What is being asked: Determine how many lines contain the string "main". Respond with that number and nothing more.

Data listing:
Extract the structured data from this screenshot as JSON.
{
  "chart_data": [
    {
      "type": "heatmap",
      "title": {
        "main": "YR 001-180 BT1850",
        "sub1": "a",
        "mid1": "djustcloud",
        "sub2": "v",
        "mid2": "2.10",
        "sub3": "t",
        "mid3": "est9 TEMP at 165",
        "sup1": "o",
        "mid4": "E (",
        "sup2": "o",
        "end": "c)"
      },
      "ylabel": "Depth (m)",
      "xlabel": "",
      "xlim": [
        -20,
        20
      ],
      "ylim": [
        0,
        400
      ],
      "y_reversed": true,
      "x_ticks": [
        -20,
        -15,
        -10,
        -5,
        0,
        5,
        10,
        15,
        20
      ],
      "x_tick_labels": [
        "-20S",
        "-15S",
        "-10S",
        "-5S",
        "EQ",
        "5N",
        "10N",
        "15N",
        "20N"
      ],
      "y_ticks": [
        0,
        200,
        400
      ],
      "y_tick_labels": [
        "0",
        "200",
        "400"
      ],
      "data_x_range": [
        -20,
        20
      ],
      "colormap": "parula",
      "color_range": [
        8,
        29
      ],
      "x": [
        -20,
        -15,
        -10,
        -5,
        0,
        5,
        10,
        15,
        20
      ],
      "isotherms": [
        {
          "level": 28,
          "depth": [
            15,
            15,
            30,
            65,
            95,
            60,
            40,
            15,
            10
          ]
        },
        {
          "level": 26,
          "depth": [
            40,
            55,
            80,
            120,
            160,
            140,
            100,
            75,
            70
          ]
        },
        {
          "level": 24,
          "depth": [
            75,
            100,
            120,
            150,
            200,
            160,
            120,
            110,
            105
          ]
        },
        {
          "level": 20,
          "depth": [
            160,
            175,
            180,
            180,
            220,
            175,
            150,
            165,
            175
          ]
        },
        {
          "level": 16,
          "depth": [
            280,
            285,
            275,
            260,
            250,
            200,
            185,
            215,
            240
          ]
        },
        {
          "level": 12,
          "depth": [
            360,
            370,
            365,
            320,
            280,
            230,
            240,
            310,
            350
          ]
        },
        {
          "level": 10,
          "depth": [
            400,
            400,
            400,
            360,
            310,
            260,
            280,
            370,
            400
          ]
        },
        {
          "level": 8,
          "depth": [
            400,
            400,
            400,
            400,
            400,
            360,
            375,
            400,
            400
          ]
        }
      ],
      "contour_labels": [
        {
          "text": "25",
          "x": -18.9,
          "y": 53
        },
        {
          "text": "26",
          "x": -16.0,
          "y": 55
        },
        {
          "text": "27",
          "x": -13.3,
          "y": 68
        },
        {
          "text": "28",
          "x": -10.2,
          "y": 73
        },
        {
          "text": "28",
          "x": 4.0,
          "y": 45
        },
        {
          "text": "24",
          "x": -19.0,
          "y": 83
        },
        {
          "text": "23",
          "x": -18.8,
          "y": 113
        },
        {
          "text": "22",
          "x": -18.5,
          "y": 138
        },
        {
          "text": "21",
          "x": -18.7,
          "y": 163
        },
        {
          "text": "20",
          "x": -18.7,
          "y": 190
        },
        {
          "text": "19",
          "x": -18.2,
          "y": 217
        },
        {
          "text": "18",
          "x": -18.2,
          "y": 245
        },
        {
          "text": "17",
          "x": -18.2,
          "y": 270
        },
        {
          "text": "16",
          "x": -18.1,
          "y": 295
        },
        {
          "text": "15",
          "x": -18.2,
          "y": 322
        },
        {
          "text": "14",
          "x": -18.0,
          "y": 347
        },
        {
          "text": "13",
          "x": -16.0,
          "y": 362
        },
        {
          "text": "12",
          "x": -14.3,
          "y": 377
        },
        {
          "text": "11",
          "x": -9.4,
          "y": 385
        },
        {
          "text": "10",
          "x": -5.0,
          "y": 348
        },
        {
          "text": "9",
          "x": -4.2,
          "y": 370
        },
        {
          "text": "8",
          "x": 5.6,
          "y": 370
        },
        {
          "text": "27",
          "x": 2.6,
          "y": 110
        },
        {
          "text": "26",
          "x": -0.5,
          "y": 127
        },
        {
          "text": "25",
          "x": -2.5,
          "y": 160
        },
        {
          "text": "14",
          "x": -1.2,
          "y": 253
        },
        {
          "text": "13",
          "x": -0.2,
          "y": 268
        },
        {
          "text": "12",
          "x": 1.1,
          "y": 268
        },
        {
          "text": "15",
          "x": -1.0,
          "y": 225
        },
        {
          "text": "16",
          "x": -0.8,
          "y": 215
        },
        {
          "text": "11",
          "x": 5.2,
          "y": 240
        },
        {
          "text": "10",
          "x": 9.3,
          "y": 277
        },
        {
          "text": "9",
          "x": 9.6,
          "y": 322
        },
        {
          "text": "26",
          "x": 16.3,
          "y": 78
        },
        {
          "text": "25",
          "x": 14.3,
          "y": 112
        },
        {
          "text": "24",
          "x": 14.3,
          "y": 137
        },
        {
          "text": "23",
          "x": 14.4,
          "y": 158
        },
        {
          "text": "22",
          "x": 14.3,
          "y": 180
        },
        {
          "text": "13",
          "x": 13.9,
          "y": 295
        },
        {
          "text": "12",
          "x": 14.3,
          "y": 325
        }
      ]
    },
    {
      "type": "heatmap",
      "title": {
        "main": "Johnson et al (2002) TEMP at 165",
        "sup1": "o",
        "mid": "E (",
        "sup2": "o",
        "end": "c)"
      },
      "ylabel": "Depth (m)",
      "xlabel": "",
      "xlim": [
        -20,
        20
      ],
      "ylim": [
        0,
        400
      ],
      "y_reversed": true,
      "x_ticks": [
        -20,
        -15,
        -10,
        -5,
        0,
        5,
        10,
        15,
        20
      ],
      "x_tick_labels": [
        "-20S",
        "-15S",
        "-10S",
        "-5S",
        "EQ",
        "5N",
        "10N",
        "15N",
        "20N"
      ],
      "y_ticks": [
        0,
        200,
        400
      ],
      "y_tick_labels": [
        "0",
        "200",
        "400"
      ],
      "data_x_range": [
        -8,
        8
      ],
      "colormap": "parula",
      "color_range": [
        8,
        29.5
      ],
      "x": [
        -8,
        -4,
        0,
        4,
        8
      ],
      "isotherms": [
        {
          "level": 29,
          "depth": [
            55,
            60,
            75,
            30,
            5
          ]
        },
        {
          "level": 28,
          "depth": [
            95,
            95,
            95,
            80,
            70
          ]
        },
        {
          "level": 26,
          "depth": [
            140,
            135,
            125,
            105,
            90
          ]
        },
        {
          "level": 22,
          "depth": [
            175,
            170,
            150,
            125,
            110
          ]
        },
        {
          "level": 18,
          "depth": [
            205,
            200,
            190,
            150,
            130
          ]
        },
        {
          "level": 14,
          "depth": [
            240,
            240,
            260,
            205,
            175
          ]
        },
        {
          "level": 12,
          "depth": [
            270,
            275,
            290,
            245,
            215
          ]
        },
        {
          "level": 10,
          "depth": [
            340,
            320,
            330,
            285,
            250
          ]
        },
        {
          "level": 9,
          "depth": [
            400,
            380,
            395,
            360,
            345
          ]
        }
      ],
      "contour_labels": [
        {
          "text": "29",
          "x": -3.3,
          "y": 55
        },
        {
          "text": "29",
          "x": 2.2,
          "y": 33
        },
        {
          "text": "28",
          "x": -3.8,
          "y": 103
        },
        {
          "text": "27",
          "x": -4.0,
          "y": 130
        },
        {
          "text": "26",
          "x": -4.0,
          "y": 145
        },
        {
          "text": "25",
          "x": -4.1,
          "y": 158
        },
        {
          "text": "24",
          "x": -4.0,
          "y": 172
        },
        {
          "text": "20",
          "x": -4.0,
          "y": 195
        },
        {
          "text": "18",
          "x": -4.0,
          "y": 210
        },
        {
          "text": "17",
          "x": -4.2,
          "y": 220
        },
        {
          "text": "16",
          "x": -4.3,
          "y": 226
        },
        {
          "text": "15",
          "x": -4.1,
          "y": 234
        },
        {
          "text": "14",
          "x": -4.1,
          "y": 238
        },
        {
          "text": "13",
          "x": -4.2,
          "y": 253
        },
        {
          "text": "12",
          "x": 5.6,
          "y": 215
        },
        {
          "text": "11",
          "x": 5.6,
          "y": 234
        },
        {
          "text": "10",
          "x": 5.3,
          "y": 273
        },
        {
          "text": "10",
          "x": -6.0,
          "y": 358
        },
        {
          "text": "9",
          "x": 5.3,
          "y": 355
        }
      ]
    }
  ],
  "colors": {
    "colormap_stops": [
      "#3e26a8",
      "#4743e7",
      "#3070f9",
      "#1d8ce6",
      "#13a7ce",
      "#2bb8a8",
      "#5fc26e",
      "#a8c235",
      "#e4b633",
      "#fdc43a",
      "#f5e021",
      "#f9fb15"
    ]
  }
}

Finished task: 2